#### Written problem a
In the essay on science fiction and The Black Swan, what kind of black swans does Taleb focus on?

--- Reading text ---

The challenge to science fiction writers who want to speculate about the future and who have read The Black Swan will be to write a new kind of science fiction, one that is well verse in the predicting pitfalls that Taleb describes, but also write fiction skeptical about false narratives.  Science fiction has as many miracles in its history as ancient religions, and its done no better than ancient prophets at seeing the future.  A black swan savvy science fiction writer will have to thoroughly know and understand the mistakes science fiction has made in the past, and be extra wary of making new mistakes, and yet know the odds are still a million to one that he will fail.

Science, especially cosmology and astronomy is progressing so fast that it’s invalidating science fiction faster than it can be written.  Current knowledge about SETI and extra-solar planets kill off any ideas that older civilizations of intelligent beings exist in the core of the galaxy, or that anything living as we are aware of what life can be, could exist anywhere near the core of galaxies.  Our growing knowledge of radiation in the solar system is quickly changing what we can imagine for manned interplanetary space exploration.

In other words, for every imaginary black swan science fiction throws out, science throws out two real black swans.  Taleb focuses on financial black swans, like the recent housing market crash, black swans with massive impacts that are obvious to most citizens because they affect their reality.  Science produces black swans that are profound to scientists that can understand them, but are silent to the silent majority.  What I have to wonder if science hasn’t already killed the imaginary black swan of science fiction that sees the future of humanity living on other planets in our solar system and beyond.

Few people like raw reality, they prefer it with juicy narratives and futures of dazzling possibilities.  Billions embrace an imaginary black swan created two thousand years ago with the spread of Christianity that radically transformed humanity with the heavy concept of a resurrection.  Taleb deals with real black swans, but I see imaginary ones everywhere.

The black swan I’m waiting for is the one where everyone sees reality like Taleb suggests.  We live in a universe without gods, without afterlife, without narrative meaning.  The universe extends infinitely in all dimensional directions, always has, always will, and we are insignificant in relation to it.  Any purpose we find will be defined by ourselves, and as Taleb points out, that purpose is generally delusional, but other than that, we’re lucky beyond all measures of mathematics to be living in such a fantastic reality.  One of my favorite narrative delusions is science fiction can help us imagine reality and the future, like history and science give the illusion of how and why things have been working since the Big Bang.

If I fully embraced Taleb’s Black Swan thesis, I’d have to give up science fiction and live like a Zen Master.  That wouldn’t give me much to blog about.  My mental makeup is more like Robert Wright and his book The Evolution of God – I see purpose in reality, not spiritual evolution maybe, but I can’t wonder about the patterns in reality.  It appears that reality is evolving from chaos to order, but that might be my delusional narrative – it’s easy to see patterns in the infinite foam of reality.  I don’t think all of reality was created for the purpose of producing homo sapiens, but I can’t help wondering if our species is the first to wake up in the infinite foam of multiverse reality.  To me, science fiction’s real purpose is to be the natural philosophy that answers that question.

I’ve written about realistic science fiction before, and people who have read those essays probably think I’m becoming a harpy.  But some science fiction writers love the challenge of writing narratives about real reality and imagining possibilities for the future, and some readers love to read those stories.  That game only gets harder and more challenging, and but then it’s so much more fun.

--- Data for this task ---

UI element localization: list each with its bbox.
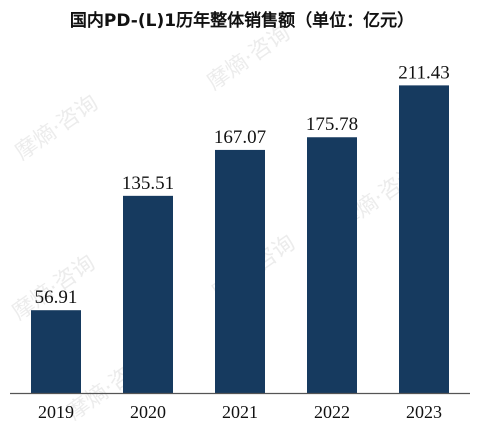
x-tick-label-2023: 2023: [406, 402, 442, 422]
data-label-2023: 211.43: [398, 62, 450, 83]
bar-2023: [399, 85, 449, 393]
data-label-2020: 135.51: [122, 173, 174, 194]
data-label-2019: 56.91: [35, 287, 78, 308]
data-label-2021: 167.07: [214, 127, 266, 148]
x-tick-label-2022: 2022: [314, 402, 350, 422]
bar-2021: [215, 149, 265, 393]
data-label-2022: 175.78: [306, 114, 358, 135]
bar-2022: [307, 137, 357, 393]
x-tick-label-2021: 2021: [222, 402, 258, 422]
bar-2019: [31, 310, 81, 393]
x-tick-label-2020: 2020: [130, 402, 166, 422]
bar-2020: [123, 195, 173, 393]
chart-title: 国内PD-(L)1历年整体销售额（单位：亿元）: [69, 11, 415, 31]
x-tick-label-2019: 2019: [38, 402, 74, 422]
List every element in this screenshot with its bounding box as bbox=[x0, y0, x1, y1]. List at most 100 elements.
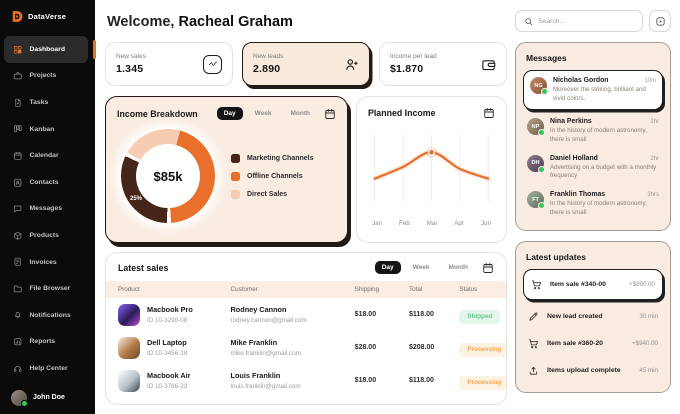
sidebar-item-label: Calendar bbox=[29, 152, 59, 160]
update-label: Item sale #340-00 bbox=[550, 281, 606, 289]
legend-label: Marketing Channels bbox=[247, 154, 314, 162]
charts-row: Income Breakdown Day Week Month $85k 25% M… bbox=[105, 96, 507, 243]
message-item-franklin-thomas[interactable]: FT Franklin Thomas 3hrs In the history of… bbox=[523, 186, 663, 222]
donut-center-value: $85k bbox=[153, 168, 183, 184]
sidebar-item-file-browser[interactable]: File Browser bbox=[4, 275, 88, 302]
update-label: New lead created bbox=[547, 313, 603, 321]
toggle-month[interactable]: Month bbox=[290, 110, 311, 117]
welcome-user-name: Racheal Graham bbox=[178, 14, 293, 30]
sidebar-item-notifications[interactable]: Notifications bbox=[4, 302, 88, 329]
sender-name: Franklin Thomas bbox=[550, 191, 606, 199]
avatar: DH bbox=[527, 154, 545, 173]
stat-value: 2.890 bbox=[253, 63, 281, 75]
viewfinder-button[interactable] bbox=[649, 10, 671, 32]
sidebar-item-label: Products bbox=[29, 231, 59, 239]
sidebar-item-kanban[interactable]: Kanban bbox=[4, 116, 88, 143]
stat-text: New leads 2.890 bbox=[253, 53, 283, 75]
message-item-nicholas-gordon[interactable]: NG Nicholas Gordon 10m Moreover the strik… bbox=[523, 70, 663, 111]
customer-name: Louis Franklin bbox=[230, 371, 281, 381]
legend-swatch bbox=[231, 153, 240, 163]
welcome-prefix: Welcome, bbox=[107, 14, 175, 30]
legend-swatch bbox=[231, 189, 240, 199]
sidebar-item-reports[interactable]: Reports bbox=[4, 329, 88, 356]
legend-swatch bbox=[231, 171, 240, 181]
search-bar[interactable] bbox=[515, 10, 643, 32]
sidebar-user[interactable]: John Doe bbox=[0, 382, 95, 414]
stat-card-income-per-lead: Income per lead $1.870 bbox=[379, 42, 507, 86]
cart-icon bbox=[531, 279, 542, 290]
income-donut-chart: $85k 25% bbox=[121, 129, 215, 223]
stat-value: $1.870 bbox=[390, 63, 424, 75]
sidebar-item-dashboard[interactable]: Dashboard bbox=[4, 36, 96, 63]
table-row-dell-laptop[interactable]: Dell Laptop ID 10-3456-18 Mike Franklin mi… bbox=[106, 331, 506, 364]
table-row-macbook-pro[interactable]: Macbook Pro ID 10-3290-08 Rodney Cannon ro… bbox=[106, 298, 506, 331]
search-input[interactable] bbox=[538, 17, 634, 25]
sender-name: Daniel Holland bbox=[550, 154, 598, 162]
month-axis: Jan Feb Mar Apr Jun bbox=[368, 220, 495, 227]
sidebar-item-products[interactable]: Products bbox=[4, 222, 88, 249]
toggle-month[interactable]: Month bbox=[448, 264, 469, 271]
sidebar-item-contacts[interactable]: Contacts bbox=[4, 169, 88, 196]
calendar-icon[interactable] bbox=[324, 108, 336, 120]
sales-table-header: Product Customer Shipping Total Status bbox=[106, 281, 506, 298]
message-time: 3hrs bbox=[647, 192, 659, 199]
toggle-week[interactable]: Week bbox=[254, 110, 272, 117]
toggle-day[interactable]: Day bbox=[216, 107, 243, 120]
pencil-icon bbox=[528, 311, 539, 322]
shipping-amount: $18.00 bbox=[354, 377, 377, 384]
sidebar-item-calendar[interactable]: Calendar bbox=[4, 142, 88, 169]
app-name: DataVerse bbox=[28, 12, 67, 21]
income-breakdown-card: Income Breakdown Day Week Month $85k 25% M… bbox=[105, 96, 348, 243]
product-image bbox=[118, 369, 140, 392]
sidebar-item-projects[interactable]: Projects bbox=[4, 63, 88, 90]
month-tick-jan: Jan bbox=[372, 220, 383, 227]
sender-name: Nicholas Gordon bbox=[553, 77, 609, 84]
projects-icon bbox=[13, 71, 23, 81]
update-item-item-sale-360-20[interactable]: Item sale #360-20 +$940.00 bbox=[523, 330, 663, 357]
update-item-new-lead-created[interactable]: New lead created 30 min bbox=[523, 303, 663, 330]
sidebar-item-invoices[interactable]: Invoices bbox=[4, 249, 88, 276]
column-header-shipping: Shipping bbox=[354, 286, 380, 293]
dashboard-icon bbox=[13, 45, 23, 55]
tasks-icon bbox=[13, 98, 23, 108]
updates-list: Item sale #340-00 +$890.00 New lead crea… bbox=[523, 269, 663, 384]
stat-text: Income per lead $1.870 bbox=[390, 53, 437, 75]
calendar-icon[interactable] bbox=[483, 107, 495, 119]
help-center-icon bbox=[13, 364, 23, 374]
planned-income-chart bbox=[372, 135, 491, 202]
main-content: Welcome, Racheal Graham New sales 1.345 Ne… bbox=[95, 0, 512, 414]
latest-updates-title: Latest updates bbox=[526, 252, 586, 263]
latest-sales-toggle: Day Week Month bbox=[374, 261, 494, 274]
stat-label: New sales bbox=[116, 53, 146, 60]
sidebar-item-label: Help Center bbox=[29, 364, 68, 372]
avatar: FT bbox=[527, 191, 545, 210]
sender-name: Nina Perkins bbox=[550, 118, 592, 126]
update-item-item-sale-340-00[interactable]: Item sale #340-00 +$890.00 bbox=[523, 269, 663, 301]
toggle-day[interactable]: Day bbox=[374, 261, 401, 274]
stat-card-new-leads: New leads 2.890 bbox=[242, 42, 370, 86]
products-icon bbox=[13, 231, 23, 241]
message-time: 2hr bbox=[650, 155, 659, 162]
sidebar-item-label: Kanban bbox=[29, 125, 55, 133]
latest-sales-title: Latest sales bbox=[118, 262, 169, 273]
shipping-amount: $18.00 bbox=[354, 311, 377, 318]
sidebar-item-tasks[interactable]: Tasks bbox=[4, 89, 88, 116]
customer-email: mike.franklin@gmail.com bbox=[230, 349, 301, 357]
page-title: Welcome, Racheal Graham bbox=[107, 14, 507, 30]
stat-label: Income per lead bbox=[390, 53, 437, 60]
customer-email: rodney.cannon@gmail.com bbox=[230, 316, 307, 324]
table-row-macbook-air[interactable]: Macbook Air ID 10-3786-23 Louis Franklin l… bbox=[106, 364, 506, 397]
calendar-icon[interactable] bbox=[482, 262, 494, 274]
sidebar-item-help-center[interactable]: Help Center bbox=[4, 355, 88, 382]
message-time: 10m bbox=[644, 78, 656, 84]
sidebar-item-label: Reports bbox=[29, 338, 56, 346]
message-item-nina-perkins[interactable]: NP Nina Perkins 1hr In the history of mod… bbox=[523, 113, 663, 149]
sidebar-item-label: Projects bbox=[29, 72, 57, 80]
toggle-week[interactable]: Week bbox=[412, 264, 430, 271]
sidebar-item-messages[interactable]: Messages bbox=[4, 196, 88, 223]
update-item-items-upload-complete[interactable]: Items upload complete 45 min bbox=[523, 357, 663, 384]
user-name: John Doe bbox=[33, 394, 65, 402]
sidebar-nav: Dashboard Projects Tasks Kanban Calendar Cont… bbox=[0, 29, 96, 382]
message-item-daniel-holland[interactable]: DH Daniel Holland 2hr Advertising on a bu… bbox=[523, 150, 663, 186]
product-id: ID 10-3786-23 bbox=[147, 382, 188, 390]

---
--- Data for this task ---

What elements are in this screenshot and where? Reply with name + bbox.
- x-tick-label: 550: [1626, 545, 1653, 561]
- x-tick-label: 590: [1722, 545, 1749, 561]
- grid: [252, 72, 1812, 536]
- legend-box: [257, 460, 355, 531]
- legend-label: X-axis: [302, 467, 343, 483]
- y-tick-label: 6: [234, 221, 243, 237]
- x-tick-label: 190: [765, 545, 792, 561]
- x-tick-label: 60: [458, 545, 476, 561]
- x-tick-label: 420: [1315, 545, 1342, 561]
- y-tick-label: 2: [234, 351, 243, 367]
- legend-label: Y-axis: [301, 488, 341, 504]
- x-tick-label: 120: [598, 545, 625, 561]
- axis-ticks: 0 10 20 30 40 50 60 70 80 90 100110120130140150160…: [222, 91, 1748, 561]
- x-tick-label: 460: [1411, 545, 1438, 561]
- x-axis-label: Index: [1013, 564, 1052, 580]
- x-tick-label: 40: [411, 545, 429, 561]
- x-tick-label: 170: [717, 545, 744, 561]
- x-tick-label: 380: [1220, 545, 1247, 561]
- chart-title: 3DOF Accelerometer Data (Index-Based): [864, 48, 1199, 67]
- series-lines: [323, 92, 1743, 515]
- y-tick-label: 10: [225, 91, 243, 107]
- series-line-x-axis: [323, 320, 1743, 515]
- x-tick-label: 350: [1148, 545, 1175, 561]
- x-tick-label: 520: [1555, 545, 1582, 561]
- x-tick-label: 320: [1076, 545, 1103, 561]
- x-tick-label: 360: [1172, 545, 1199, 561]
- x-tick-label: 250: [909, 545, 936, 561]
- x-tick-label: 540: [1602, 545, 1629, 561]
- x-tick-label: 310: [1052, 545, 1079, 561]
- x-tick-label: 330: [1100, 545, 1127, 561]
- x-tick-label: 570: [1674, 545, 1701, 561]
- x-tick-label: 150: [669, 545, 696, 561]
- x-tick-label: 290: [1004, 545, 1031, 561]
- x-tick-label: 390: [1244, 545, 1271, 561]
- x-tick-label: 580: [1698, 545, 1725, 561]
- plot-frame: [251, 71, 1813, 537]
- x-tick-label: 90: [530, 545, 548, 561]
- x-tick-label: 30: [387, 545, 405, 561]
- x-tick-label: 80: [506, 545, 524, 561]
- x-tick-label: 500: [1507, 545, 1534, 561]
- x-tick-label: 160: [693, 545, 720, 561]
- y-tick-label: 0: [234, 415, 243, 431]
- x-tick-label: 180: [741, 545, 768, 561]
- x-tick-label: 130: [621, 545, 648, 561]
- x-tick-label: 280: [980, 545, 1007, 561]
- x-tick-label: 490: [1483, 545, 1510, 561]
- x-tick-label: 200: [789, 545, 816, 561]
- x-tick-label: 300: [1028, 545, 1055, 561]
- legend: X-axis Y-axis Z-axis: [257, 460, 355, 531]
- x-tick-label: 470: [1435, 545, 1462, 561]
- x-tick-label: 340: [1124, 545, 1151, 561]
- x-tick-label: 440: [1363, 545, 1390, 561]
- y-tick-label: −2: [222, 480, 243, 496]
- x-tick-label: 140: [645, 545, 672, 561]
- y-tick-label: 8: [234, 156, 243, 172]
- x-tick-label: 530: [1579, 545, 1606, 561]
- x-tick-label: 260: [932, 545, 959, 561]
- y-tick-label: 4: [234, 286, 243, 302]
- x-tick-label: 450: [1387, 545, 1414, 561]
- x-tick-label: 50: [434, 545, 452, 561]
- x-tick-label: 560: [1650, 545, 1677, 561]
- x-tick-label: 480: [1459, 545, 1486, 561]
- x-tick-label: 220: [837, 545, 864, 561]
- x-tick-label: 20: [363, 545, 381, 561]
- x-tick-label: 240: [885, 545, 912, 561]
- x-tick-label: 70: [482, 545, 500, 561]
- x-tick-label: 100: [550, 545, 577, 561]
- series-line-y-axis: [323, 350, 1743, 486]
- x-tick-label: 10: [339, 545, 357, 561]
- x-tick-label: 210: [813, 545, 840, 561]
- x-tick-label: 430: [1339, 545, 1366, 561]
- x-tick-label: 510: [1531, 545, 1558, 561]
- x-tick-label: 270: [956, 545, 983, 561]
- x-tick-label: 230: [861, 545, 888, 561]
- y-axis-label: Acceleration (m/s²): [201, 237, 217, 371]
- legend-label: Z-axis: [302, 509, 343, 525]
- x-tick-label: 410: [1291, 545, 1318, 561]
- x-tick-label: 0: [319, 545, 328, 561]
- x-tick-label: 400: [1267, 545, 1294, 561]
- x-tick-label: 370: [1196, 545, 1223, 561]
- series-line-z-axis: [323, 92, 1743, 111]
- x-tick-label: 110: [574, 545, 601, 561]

---

#### Written problem b
In the records, copy the lines from the one containing "x-tick-label-2023: 2023: [406, 402, 442, 422]" up to and including the one containing "List every element".

#### Task solution a
Financial black swans, like the recent housing market crash.

#### Task solution b
x-tick-label-2023: 2023: [406, 402, 442, 422]
data-label-2023: 211.43: [398, 62, 450, 83]
bar-2023: [399, 85, 449, 393]
data-label-2020: 135.51: [122, 173, 174, 194]
data-label-2019: 56.91: [35, 287, 78, 308]
data-label-2021: 167.07: [214, 127, 266, 148]
x-tick-label-2022: 2022: [314, 402, 350, 422]
bar-2021: [215, 149, 265, 393]
data-label-2022: 175.78: [306, 114, 358, 135]
bar-2022: [307, 137, 357, 393]
x-tick-label-2021: 2021: [222, 402, 258, 422]
bar-2019: [31, 310, 81, 393]
x-tick-label-2020: 2020: [130, 402, 166, 422]
bar-2020: [123, 195, 173, 393]
chart-title: 国内PD-(L)1历年整体销售额（单位：亿元）: [69, 11, 415, 31]
x-tick-label-2019: 2019: [38, 402, 74, 422]
List every element in this screenshot with its bounding box as bbox=[x0, y0, x1, y1]. List at most 100 elements.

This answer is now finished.